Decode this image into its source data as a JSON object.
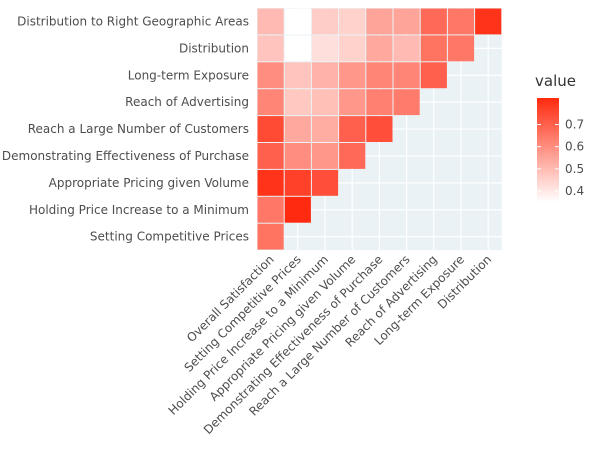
{
  "chart_data": {
    "type": "heatmap",
    "title": "",
    "xlabel": "",
    "ylabel": "",
    "x_categories": [
      "Overall Satisfaction",
      "Setting Competitive Prices",
      "Holding Price Increase to a Minimum",
      "Appropriate Pricing given Volume",
      "Demonstrating Effectiveness of Purchase",
      "Reach a Large Number of Customers",
      "Reach of Advertising",
      "Long-term Exposure",
      "Distribution"
    ],
    "y_categories": [
      "Distribution to Right Geographic Areas",
      "Distribution",
      "Long-term Exposure",
      "Reach of Advertising",
      "Reach a Large Number of Customers",
      "Demonstrating Effectiveness of Purchase",
      "Appropriate Pricing given Volume",
      "Holding Price Increase to a Minimum",
      "Setting Competitive Prices"
    ],
    "values": [
      [
        0.5,
        0.35,
        0.46,
        0.45,
        0.55,
        0.55,
        0.68,
        0.65,
        0.8
      ],
      [
        0.48,
        0.35,
        0.42,
        0.45,
        0.54,
        0.5,
        0.66,
        0.65,
        null
      ],
      [
        0.6,
        0.48,
        0.52,
        0.58,
        0.62,
        0.62,
        0.7,
        null,
        null
      ],
      [
        0.62,
        0.47,
        0.49,
        0.58,
        0.63,
        0.64,
        null,
        null,
        null
      ],
      [
        0.75,
        0.54,
        0.53,
        0.7,
        0.74,
        null,
        null,
        null,
        null
      ],
      [
        0.7,
        0.6,
        0.58,
        0.68,
        null,
        null,
        null,
        null,
        null
      ],
      [
        0.8,
        0.77,
        0.74,
        null,
        null,
        null,
        null,
        null,
        null
      ],
      [
        0.65,
        0.82,
        null,
        null,
        null,
        null,
        null,
        null,
        null
      ],
      [
        0.66,
        null,
        null,
        null,
        null,
        null,
        null,
        null,
        null
      ]
    ],
    "legend": {
      "title": "value",
      "ticks": [
        0.4,
        0.5,
        0.6,
        0.7
      ],
      "min": 0.35,
      "max": 0.82,
      "low_color": "#ffffff",
      "high_color": "#ff2a10"
    },
    "panel_background": "#eaf2f5",
    "grid": true
  }
}
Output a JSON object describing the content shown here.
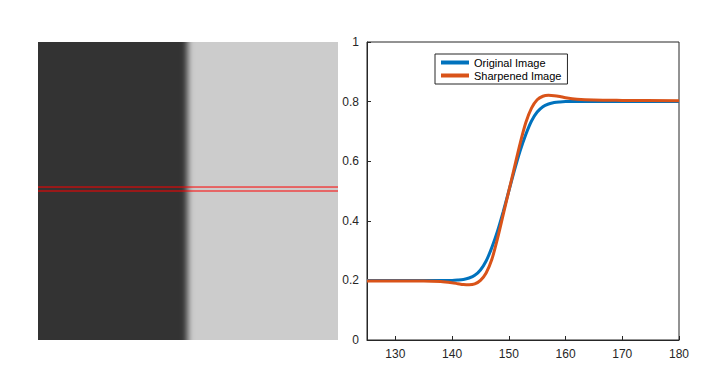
{
  "chart_data": [
    {
      "type": "image",
      "x": [
        0,
        140,
        141,
        142,
        143,
        144,
        145,
        146,
        147,
        148,
        149,
        150,
        151,
        152,
        153,
        154,
        155,
        156,
        157,
        158
      ],
      "values": [
        0.2,
        0.201,
        0.203,
        0.208,
        0.217,
        0.235,
        0.265,
        0.31,
        0.37,
        0.43,
        0.5,
        0.57,
        0.63,
        0.69,
        0.735,
        0.765,
        0.783,
        0.792,
        0.797,
        0.8
      ],
      "xlim": [
        0,
        300
      ],
      "ylim": [
        0,
        300
      ],
      "clim": [
        0,
        1
      ],
      "marked_rows": [
        146,
        150
      ],
      "color": "#ff0000",
      "tick_labels": false
    },
    {
      "type": "line",
      "x": [
        125,
        135,
        138,
        140,
        141,
        142,
        143,
        144,
        145,
        146,
        147,
        148,
        149,
        150,
        151,
        152,
        153,
        154,
        155,
        156,
        157,
        158,
        159,
        160,
        162,
        165,
        170,
        180
      ],
      "series": [
        {
          "name": "Original Image",
          "color": "#0072bd",
          "values": [
            0.2,
            0.2,
            0.2,
            0.2,
            0.201,
            0.203,
            0.208,
            0.217,
            0.235,
            0.265,
            0.31,
            0.365,
            0.43,
            0.5,
            0.57,
            0.635,
            0.69,
            0.735,
            0.765,
            0.783,
            0.792,
            0.797,
            0.799,
            0.8,
            0.8,
            0.8,
            0.8,
            0.8
          ]
        },
        {
          "name": "Sharpened Image",
          "color": "#d95319",
          "values": [
            0.198,
            0.198,
            0.196,
            0.192,
            0.189,
            0.186,
            0.185,
            0.188,
            0.2,
            0.225,
            0.27,
            0.34,
            0.42,
            0.5,
            0.58,
            0.66,
            0.73,
            0.778,
            0.806,
            0.818,
            0.821,
            0.82,
            0.817,
            0.813,
            0.808,
            0.805,
            0.804,
            0.803
          ]
        }
      ],
      "xlim": [
        125,
        180
      ],
      "xticks": [
        130,
        140,
        150,
        160,
        170,
        180
      ],
      "ylim": [
        0,
        1
      ],
      "yticks": [
        0,
        0.2,
        0.4,
        0.6,
        0.8,
        1
      ],
      "legend": "top",
      "grid": false
    }
  ]
}
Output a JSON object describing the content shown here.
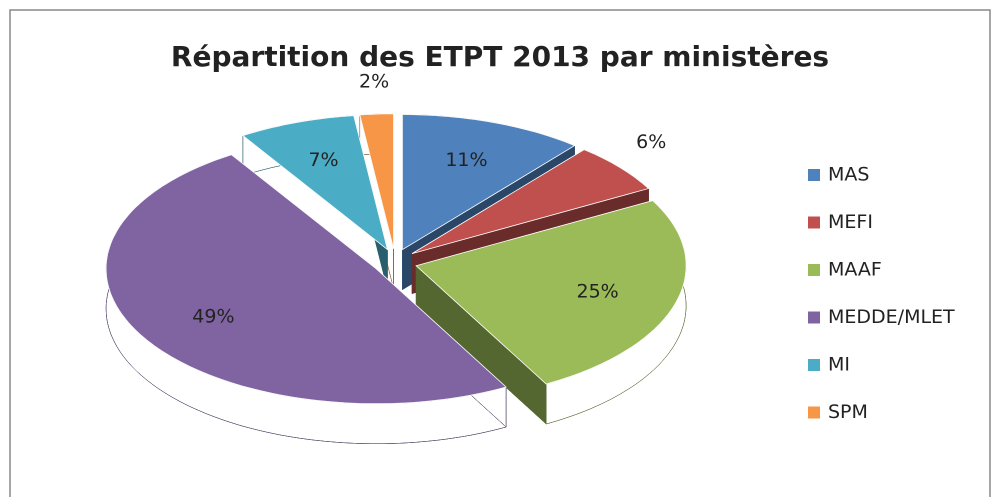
{
  "chart_data": {
    "type": "pie",
    "title": "Répartition des ETPT 2013 par ministères",
    "categories": [
      "MAS",
      "MEFI",
      "MAAF",
      "MEDDE/MLET",
      "MI",
      "SPM"
    ],
    "values": [
      11,
      6,
      25,
      49,
      7,
      2
    ],
    "value_labels": [
      "11%",
      "6%",
      "25%",
      "49%",
      "7%",
      "2%"
    ],
    "colors": [
      "#4f81bd",
      "#c0504d",
      "#9bbb59",
      "#8064a2",
      "#4bacc6",
      "#f79646"
    ],
    "legend": "right"
  }
}
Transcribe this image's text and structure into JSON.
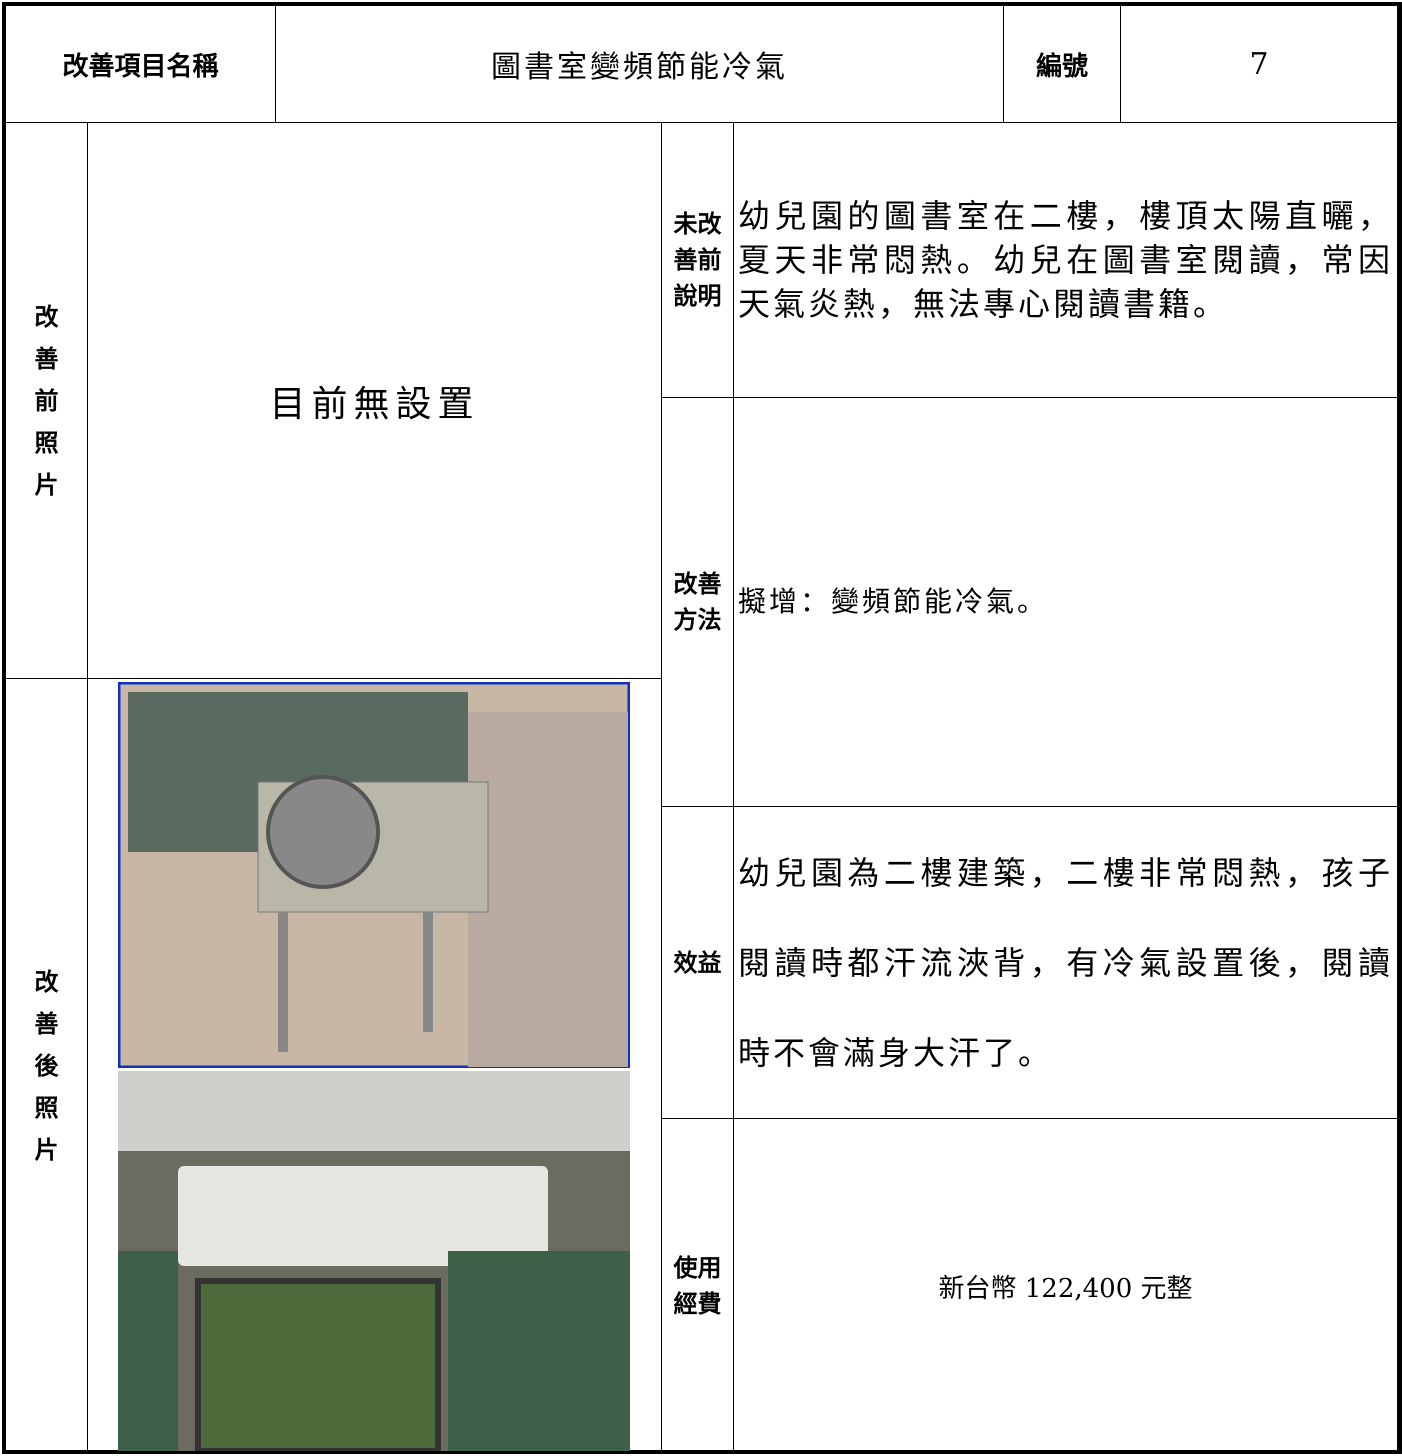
{
  "header": {
    "item_label": "改善項目名稱",
    "item_name": "圖書室變頻節能冷氣",
    "number_label": "編號",
    "number": 7
  },
  "before": {
    "photo_label": "改善前照片",
    "photo_text": "目前無設置",
    "desc_label": "未改善前說明",
    "desc": "幼兒園的圖書室在二樓，樓頂太陽直曬，夏天非常悶熱。幼兒在圖書室閱讀，常因天氣炎熱，無法專心閱讀書籍。"
  },
  "method": {
    "label": "改善方法",
    "text": "擬增：變頻節能冷氣。"
  },
  "after": {
    "photo_label": "改善後照片"
  },
  "benefit": {
    "label": "效益",
    "text": "幼兒園為二樓建築，二樓非常悶熱，孩子閱讀時都汗流浹背，有冷氣設置後，閱讀時不會滿身大汗了。"
  },
  "cost": {
    "label": "使用經費",
    "text": "新台幣 122,400 元整"
  }
}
####
INSTRUCTIONS FOR THE TASK: Go through the entries above and print each one exactly, minus the pictures.

WRITTEN RESPONSE:
Decode this image into its source data as a JSON object.
{
  "chart_data": {
    "type": "heatmap",
    "title": "",
    "xlabel": "",
    "ylabel": "",
    "x_categories": [
      "Overall Satisfaction",
      "Setting Competitive Prices",
      "Holding Price Increase to a Minimum",
      "Appropriate Pricing given Volume",
      "Demonstrating Effectiveness of Purchase",
      "Reach a Large Number of Customers",
      "Reach of Advertising",
      "Long-term Exposure",
      "Distribution"
    ],
    "y_categories": [
      "Distribution to Right Geographic Areas",
      "Distribution",
      "Long-term Exposure",
      "Reach of Advertising",
      "Reach a Large Number of Customers",
      "Demonstrating Effectiveness of Purchase",
      "Appropriate Pricing given Volume",
      "Holding Price Increase to a Minimum",
      "Setting Competitive Prices"
    ],
    "values": [
      [
        0.5,
        0.35,
        0.46,
        0.45,
        0.55,
        0.55,
        0.68,
        0.65,
        0.8
      ],
      [
        0.48,
        0.35,
        0.42,
        0.45,
        0.54,
        0.5,
        0.66,
        0.65,
        null
      ],
      [
        0.6,
        0.48,
        0.52,
        0.58,
        0.62,
        0.62,
        0.7,
        null,
        null
      ],
      [
        0.62,
        0.47,
        0.49,
        0.58,
        0.63,
        0.64,
        null,
        null,
        null
      ],
      [
        0.75,
        0.54,
        0.53,
        0.7,
        0.74,
        null,
        null,
        null,
        null
      ],
      [
        0.7,
        0.6,
        0.58,
        0.68,
        null,
        null,
        null,
        null,
        null
      ],
      [
        0.8,
        0.77,
        0.74,
        null,
        null,
        null,
        null,
        null,
        null
      ],
      [
        0.65,
        0.82,
        null,
        null,
        null,
        null,
        null,
        null,
        null
      ],
      [
        0.66,
        null,
        null,
        null,
        null,
        null,
        null,
        null,
        null
      ]
    ],
    "legend": {
      "title": "value",
      "ticks": [
        0.4,
        0.5,
        0.6,
        0.7
      ],
      "min": 0.35,
      "max": 0.82,
      "low_color": "#ffffff",
      "high_color": "#ff2a10"
    },
    "panel_background": "#eaf2f5",
    "grid": true
  }
}
Output a JSON object describing the content shown here.
{
  "chart_data": [
    {
      "type": "image",
      "x": [
        0,
        140,
        141,
        142,
        143,
        144,
        145,
        146,
        147,
        148,
        149,
        150,
        151,
        152,
        153,
        154,
        155,
        156,
        157,
        158
      ],
      "values": [
        0.2,
        0.201,
        0.203,
        0.208,
        0.217,
        0.235,
        0.265,
        0.31,
        0.37,
        0.43,
        0.5,
        0.57,
        0.63,
        0.69,
        0.735,
        0.765,
        0.783,
        0.792,
        0.797,
        0.8
      ],
      "xlim": [
        0,
        300
      ],
      "ylim": [
        0,
        300
      ],
      "clim": [
        0,
        1
      ],
      "marked_rows": [
        146,
        150
      ],
      "color": "#ff0000",
      "tick_labels": false
    },
    {
      "type": "line",
      "x": [
        125,
        135,
        138,
        140,
        141,
        142,
        143,
        144,
        145,
        146,
        147,
        148,
        149,
        150,
        151,
        152,
        153,
        154,
        155,
        156,
        157,
        158,
        159,
        160,
        162,
        165,
        170,
        180
      ],
      "series": [
        {
          "name": "Original Image",
          "color": "#0072bd",
          "values": [
            0.2,
            0.2,
            0.2,
            0.2,
            0.201,
            0.203,
            0.208,
            0.217,
            0.235,
            0.265,
            0.31,
            0.365,
            0.43,
            0.5,
            0.57,
            0.635,
            0.69,
            0.735,
            0.765,
            0.783,
            0.792,
            0.797,
            0.799,
            0.8,
            0.8,
            0.8,
            0.8,
            0.8
          ]
        },
        {
          "name": "Sharpened Image",
          "color": "#d95319",
          "values": [
            0.198,
            0.198,
            0.196,
            0.192,
            0.189,
            0.186,
            0.185,
            0.188,
            0.2,
            0.225,
            0.27,
            0.34,
            0.42,
            0.5,
            0.58,
            0.66,
            0.73,
            0.778,
            0.806,
            0.818,
            0.821,
            0.82,
            0.817,
            0.813,
            0.808,
            0.805,
            0.804,
            0.803
          ]
        }
      ],
      "xlim": [
        125,
        180
      ],
      "xticks": [
        130,
        140,
        150,
        160,
        170,
        180
      ],
      "ylim": [
        0,
        1
      ],
      "yticks": [
        0,
        0.2,
        0.4,
        0.6,
        0.8,
        1
      ],
      "legend": "top",
      "grid": false
    }
  ]
}
Output a JSON object describing the content shown here.
{
  "chart_data": {
    "type": "pie",
    "title": "Répartition des ETPT 2013 par ministères",
    "categories": [
      "MAS",
      "MEFI",
      "MAAF",
      "MEDDE/MLET",
      "MI",
      "SPM"
    ],
    "values": [
      11,
      6,
      25,
      49,
      7,
      2
    ],
    "value_labels": [
      "11%",
      "6%",
      "25%",
      "49%",
      "7%",
      "2%"
    ],
    "colors": [
      "#4f81bd",
      "#c0504d",
      "#9bbb59",
      "#8064a2",
      "#4bacc6",
      "#f79646"
    ],
    "legend": "right"
  }
}
Transcribe this image's text and structure into JSON.
{
  "header": {
    "item_label": "改善項目名稱",
    "item_name": "圖書室變頻節能冷氣",
    "number_label": "編號",
    "number": 7
  },
  "before": {
    "photo_label": "改善前照片",
    "photo_text": "目前無設置",
    "desc_label": "未改善前說明",
    "desc": "幼兒園的圖書室在二樓，樓頂太陽直曬，夏天非常悶熱。幼兒在圖書室閱讀，常因天氣炎熱，無法專心閱讀書籍。"
  },
  "method": {
    "label": "改善方法",
    "text": "擬增：變頻節能冷氣。"
  },
  "after": {
    "photo_label": "改善後照片"
  },
  "benefit": {
    "label": "效益",
    "text": "幼兒園為二樓建築，二樓非常悶熱，孩子閱讀時都汗流浹背，有冷氣設置後，閱讀時不會滿身大汗了。"
  },
  "cost": {
    "label": "使用經費",
    "text": "新台幣 122,400 元整"
  }
}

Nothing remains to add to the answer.